> **Tarefas**:
(1) Reescreva o trecho dos registros que vai do início até a linha que contém "series-line — [105, 310, 148, 322]", inclusive, trocando "screenshot" por "captura de tela" e deixando todo o resto igual.
(2) Dê continuidade ao texto sobre as unidades integradas de trabalho do projeto, a partir da última frase apresentada.
------ Texto apresentado
Neste sentido, desde o início do projeto houve uma preocupação em desenvolver unidades integradas de trabaçho, para favorecer as propostas de ensino e de aprendizagem. Para isso, decidiu-se pelo envolvimento de professores de diversas licenciaturas, com a participação de estagiários das Práticas e Ebsino e da disciplina de Métodos e Técnicas de Pesquisa Educacional (esta, especialmente, subsidiando as pesquisas desenvolvidas pelo grupo, buscando-se uma avaliação constante do projeto).

Numa perspectiva de planejamento aberto, as unidades trabalhadas emergiram das necessidades e interesses da clientela, bem como de fatos atuais que ocorrem no Brasil e no mundo, como por exemplo: as Eleições, a Constituição, as Olimpíadas, a Abolição, o Plano cruzado", o Saneamento, a Cidade de Curitiba - entre outros temas. Essas unidades foram trabalhadas em clima de alta motivação por meio de procedimentos metodológicos baseados no diálogo e compreendendo passeios, visitas, idas ao teatro, filmes (em vídeo), de modo que a clientela pudesse vivenciar descobertas e observações, assim como desenvolver análises e críticas das situações de sua realidade ambiente.

A seguir é apresentada uma amostra de como, normalmente, é desenvolvida uma unidade de trabalho. A Fig. 01 refere-se a uma atividade realizada no primeiro semestre de 1989, num período de dez dias. Participaram do trabalho professores e estagiários das licenciaturas de Ciências, Educação Artística, Educação Física, Geografia, Matemática e Pedagogia.

A unidade denominou-se "A Relação do Homem com o seu Espaço". A escolha do tema teve como base trabalhos anteriores, nos quais se verificaram dificuldades de elaboração cognitiva por parte da clientela em relação à percepção do espaço - carecendo das noções de lateralidade, de extensão, de localização e apresentando deficiências na distinção de formas, entre outros aspectos.

FIG. 01 - Organograma da unidade trabalhada.

VER PÁGINA 9.

A área de Educação Física iniciou o desenvolvimento da unidade, encaminhando atividades relacionadas com o reconhecimento de formas geométricas no espaço em que as participantes do grupo vivem.
------------
------ Dados fornecidos
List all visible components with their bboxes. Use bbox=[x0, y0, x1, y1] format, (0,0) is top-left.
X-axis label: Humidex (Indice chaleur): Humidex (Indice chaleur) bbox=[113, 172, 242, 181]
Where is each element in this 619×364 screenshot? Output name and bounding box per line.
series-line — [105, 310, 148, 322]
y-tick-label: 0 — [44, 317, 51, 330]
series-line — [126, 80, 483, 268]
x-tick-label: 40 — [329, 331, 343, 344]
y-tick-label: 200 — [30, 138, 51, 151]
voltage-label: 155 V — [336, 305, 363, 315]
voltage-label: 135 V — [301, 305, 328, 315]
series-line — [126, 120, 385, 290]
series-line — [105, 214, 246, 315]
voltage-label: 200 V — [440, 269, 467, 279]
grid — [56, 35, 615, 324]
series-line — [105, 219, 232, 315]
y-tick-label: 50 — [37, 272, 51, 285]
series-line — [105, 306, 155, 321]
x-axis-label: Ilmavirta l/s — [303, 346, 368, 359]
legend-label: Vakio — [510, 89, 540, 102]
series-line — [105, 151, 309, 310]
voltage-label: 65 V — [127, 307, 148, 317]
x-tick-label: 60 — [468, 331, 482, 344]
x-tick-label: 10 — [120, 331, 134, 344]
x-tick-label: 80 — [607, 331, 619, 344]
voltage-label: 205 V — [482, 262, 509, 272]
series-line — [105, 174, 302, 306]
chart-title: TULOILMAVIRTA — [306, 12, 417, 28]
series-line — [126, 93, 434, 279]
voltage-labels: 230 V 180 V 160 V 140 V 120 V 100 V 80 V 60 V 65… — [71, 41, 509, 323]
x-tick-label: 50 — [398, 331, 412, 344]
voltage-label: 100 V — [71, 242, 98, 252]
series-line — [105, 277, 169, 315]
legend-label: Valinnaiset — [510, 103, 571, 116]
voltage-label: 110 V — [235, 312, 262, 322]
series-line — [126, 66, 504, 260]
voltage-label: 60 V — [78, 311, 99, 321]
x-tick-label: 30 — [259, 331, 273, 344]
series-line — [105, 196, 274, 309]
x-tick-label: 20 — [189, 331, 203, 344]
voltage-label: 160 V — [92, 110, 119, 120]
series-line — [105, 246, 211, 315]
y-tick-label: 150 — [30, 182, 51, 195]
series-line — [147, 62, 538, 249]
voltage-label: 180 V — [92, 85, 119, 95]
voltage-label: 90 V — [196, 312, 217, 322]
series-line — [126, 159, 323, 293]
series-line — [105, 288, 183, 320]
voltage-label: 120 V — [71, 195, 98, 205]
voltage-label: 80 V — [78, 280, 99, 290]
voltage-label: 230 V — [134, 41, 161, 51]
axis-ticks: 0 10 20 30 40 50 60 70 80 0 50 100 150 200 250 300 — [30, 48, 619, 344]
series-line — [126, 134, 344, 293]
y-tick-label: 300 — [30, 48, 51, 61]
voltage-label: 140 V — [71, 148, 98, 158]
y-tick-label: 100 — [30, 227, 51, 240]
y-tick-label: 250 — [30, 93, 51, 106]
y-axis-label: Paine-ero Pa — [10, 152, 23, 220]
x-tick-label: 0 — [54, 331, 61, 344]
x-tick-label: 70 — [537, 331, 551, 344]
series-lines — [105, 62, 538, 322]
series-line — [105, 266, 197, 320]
------------
> **Respostas por tarefa**:
(1)
List all visible components with their bboxes. Use bbox=[x0, y0, x1, y1] format, (0,0) is top-left.
X-axis label: Humidex (Indice chaleur): Humidex (Indice chaleur) bbox=[113, 172, 242, 181]
Where is each element in this 619×364 captura de tela? Output name and bounding box per line.
series-line — [105, 310, 148, 322]

(2)
Foram vivenciados alguns passos para melhorar compreensão dos objetos a serem atingidos. Na sala de aula onde se desenvolveu o trabalho com as alfabetizandas havia, entre outros objetos, alguns arcos. Com eles, as alunas foram convidadas a participar de várias atividades, em forma de brincadeiras. Os arcos foram colocados no chão e elas pularam dentro (interior), pularam fora (exterior), passaram o arco ao redor de seu corpo, tentaram bambolear. Seguindo a orientação das estagiárias, as alfabetizandas fizeram uma roda, com o objetivo de se construir uma circunferência, a qual possibilitou-lhes perceberem a idéia de círculo, ou seja, o espaço delimitado pela roda. Esta tarefa foi cumprida com muito entusiasmo por parte delas, pois a Educação Física representou um momento de descontração no qual o domínio cognitivo foi trabalhado em integração com o psicomotor por meio do movimento, sendo o conteúdo informativo desenvolvido de modo emergente e experiencial.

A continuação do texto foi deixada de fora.